Give every line again exactly as it appears, please, but not the pictures.

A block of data
○ ○ ○ ○ ○

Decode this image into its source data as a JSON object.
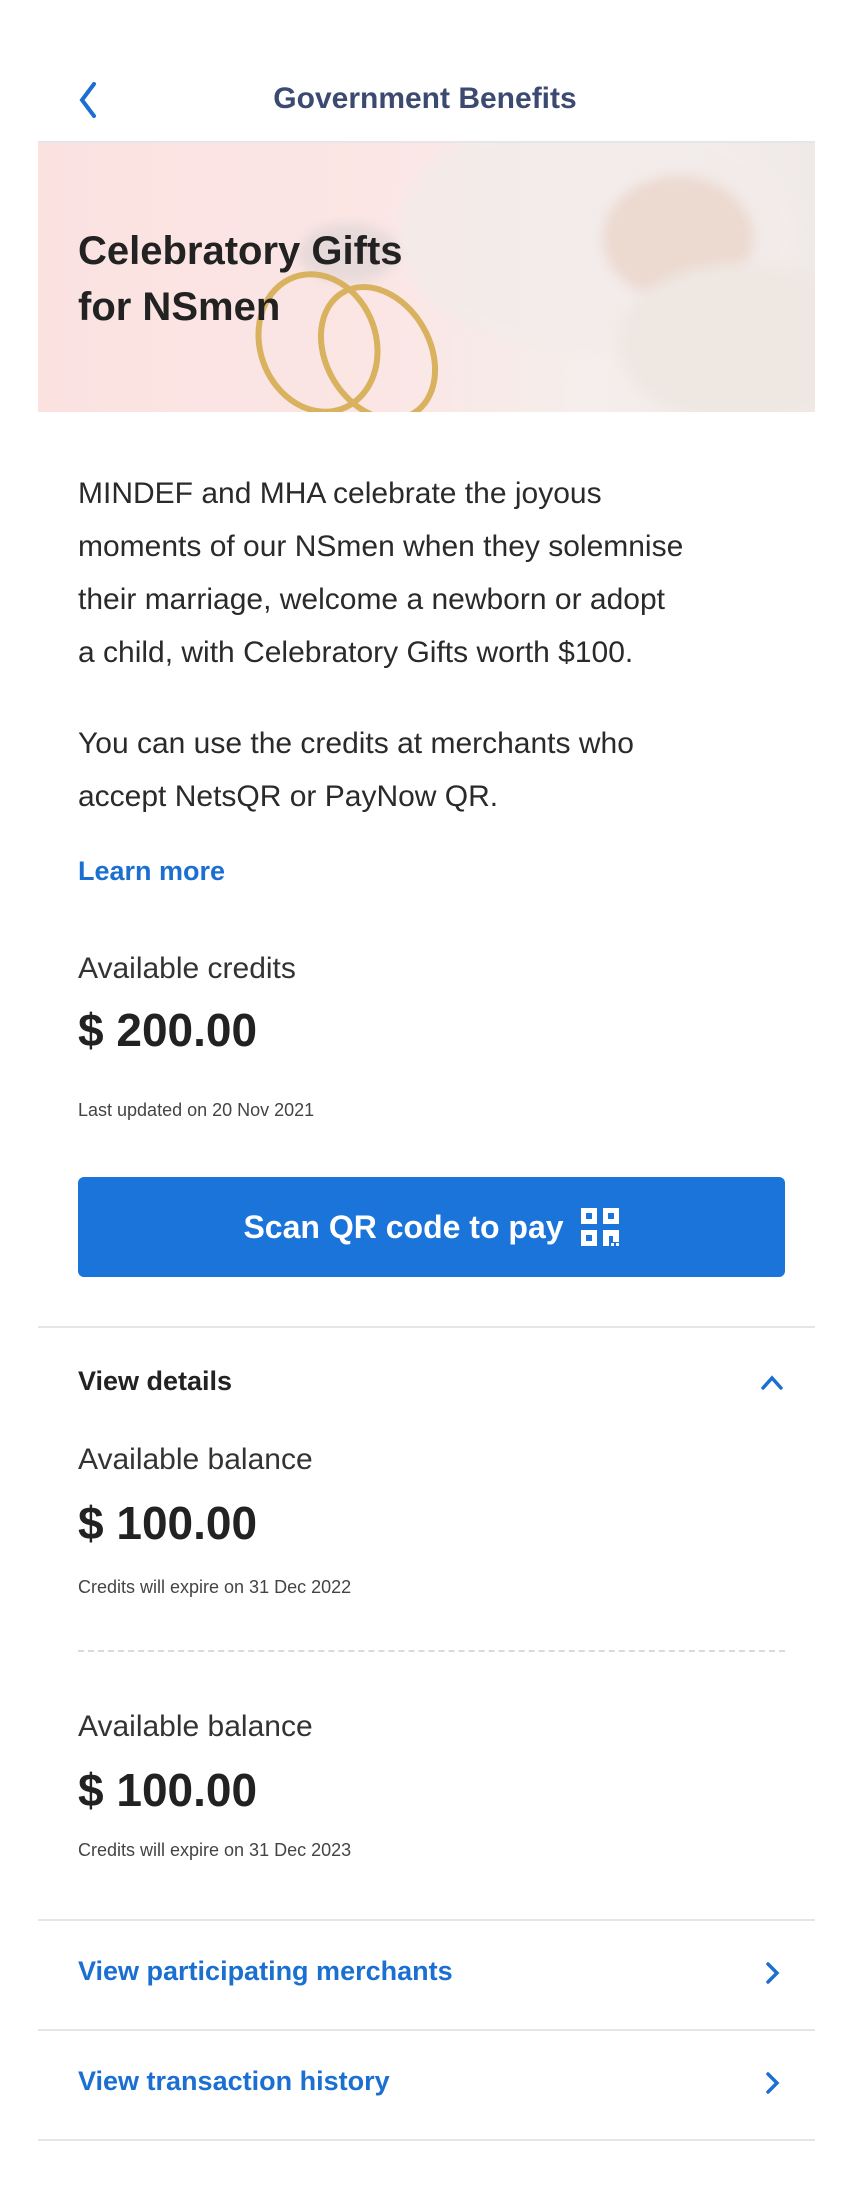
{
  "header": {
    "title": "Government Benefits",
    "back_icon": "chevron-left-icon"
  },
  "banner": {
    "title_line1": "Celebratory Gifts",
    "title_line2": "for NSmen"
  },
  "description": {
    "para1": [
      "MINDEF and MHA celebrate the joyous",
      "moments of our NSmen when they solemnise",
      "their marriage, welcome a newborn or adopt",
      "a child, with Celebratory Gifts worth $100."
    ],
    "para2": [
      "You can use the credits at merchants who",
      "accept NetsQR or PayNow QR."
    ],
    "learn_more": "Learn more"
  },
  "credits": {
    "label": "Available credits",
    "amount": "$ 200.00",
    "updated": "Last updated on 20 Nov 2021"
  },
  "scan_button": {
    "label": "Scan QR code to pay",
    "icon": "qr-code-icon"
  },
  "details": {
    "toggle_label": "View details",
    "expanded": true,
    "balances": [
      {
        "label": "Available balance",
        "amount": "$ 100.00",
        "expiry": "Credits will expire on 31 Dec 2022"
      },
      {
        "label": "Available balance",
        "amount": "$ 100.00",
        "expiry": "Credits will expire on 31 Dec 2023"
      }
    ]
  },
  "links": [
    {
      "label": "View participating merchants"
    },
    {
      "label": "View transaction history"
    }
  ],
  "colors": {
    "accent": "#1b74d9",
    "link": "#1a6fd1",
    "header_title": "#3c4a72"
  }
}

○ ○ ○ ○ ○

*Answer for this exercise*
Decode this image into its source data as a JSON object.
{
  "header": {
    "title": "Government Benefits",
    "back_icon": "chevron-left-icon"
  },
  "banner": {
    "title_line1": "Celebratory Gifts",
    "title_line2": "for NSmen"
  },
  "description": {
    "para1": [
      "MINDEF and MHA celebrate the joyous",
      "moments of our NSmen when they solemnise",
      "their marriage, welcome a newborn or adopt",
      "a child, with Celebratory Gifts worth $100."
    ],
    "para2": [
      "You can use the credits at merchants who",
      "accept NetsQR or PayNow QR."
    ],
    "learn_more": "Learn more"
  },
  "credits": {
    "label": "Available credits",
    "amount": "$ 200.00",
    "updated": "Last updated on 20 Nov 2021"
  },
  "scan_button": {
    "label": "Scan QR code to pay",
    "icon": "qr-code-icon"
  },
  "details": {
    "toggle_label": "View details",
    "expanded": true,
    "balances": [
      {
        "label": "Available balance",
        "amount": "$ 100.00",
        "expiry": "Credits will expire on 31 Dec 2022"
      },
      {
        "label": "Available balance",
        "amount": "$ 100.00",
        "expiry": "Credits will expire on 31 Dec 2023"
      }
    ]
  },
  "links": [
    {
      "label": "View participating merchants"
    },
    {
      "label": "View transaction history"
    }
  ],
  "colors": {
    "accent": "#1b74d9",
    "link": "#1a6fd1",
    "header_title": "#3c4a72"
  }
}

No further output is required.